[Textabschnitt]
----
Einheimischen-Modell zum Hausbau im Allgäu: So läuft es in der Realität
Das Vergabesystem sorgt dafür, dass Bauplätze transparent verteilt werden. Hiesige Bewerber haben einen Vorteil. Doch geht diese Rechnung noch auf?
Man stelle sich vor, man will ein Haus bauen. Ein schönes großes soll es sein, für die ganze Familie. Am besten natürlich im Heimatdorf – schließlich wohnten schon Oma, Papa und die Tante hier. Man bewirbt sich also um den Bauplatz. Es kommt zur Vergabe – doch man geht leer aus. Ein Mitbewerber aus der Stadt hat das Grundstück erworben. Man selbst muss verzichten. Fälle wie dieses fiktive Beispiel wollen Einheimischen-Modelle verhindern. Hiesige Bewohner erhalten durch ein Punktesystem gegenüber Fremden einen Vorteil. Gleichzeitig soll es unter Einheimischen gerecht und transparent zugehen. So steht es in Leitlinien festgeschrieben. Doch wie sieht es in der Realität aus, wenn sich weniger Einheimische einen Bau leisten können?
Matthias Simon ist der Direktor des Bayerischen Gemeindetages. Er beschäftigt sich mit Bauthemen und sagt: "Die Vergabematrix kann nichts dafür, dass der Hausbau teurer ist." Das Einheimischen-Modell sei zeitlos – "das wird es immer geben". Dadurch könnten sozialpolitische Ziele verfolgt werden. Ändern müsse sich in der jetzigen Situation, mit hohen Zinsen und Baukosten, nicht die Vergaberichtlinie, sondern eher das Bauland: Kleinere Grundstücke für Einfamilienhäuser oder zum Beispiel mehr Geschosswohnungsbau.
Hausbau-Modell: So macht es eine Allgäuer Gemeinde
Die Gemeinde Oy-Mittelberg (Kreis Oberallgäu) bereitet sich schon darauf vor, dass sich womöglich nur noch wenige Einheimische bewerben. Beim jüngsten Baugebiet hatten sich laut des Bürgermeisters 99 Menschen für acht Grundstücke interessiert. Davon erreichten 18 über 90 Punkte des Kriterienkataloges, zum Zuge kamen nur Bewerbungen mit über 100 Punkten. Würden alle verfügbaren Grundstücke angeboten, liefe die Gemeinde bei geringer Nachfrage Gefahr, Flächen auch an Bewerberinnen und Bewerber mit beispielsweise nur 30 Punkten vergeben zu müssen – also auch an weniger ortsgebundene Menschen. Die Lösung der Gemeinde: In der ersten Runde werden eben nur acht Grundstücke angeboten.
Der Markt Sulzberg, ebenfalls im Oberallgäu, verbessert dagegen seine Vergaberichtlinie: "Wir wollen die eigenen Leute im Dorf unterbringen", sagt Bürgermeister Gerhard Frey. Sulzberg habe erst kürzlich beschlossen, das bestehende Einheimischen-Modell zu ändern. Das alte System habe nicht mehr ausgereicht, auch rechtlich nicht mehr. Der Gemeinderat muss nun festlegen, wie er die einzelnen Kriterien gewichten will. "Das Ganze braucht wahnsinnig viel Überlegung und Zeit", sagt Frey.
----
[Gesammelte Daten]

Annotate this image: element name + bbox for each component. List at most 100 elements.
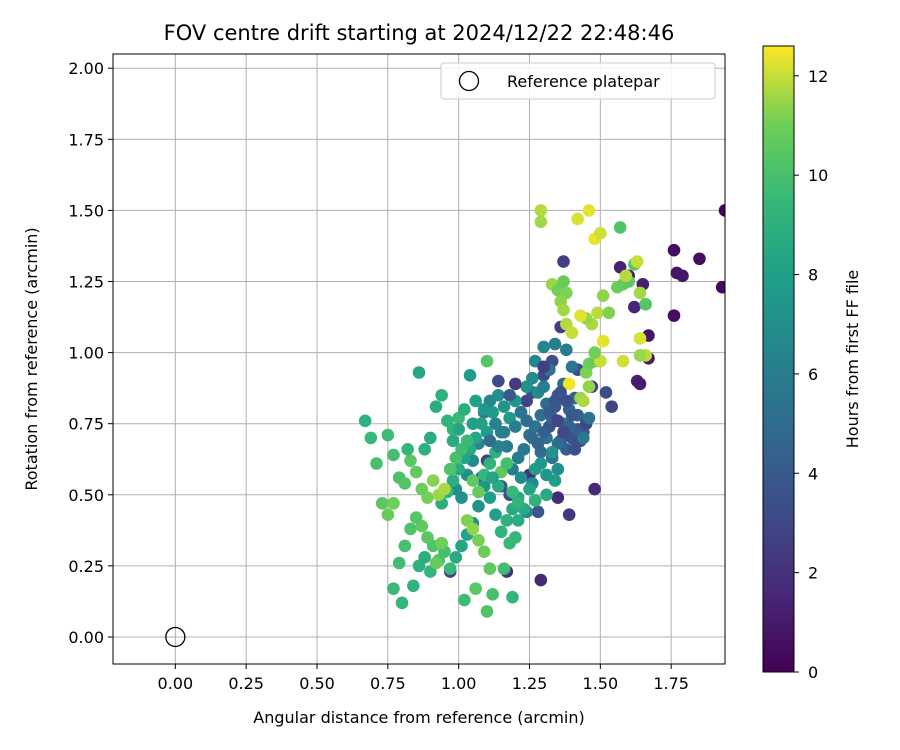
----
[Ziele]
1/ Erkläre anhand des Textes über das Einheimischen-Modell in ein bis drei Sätzen, weshalb Oy-Mittelberg in der ersten Runde nur acht Grundstücke anbietet.
2/ Nenne alle Verwandten, die laut dem fiktiven Beispiel im Text über das Einheimischen-Modell schon im Heimatdorf wohnten.
Maßgeblich ist allein der Text über das Einheimischen-Modell.

[Lösungen je Aufgabe]
1/ Würde die Gemeinde alle verfügbaren Grundstücke anbieten, müsste sie bei geringer Nachfrage womöglich auch Flächen an Bewerber mit beispielsweise nur 30 Punkten vergeben. Damit kämen auch weniger ortsgebundene Menschen zum Zug.

2/ Oma, Papa und die Tante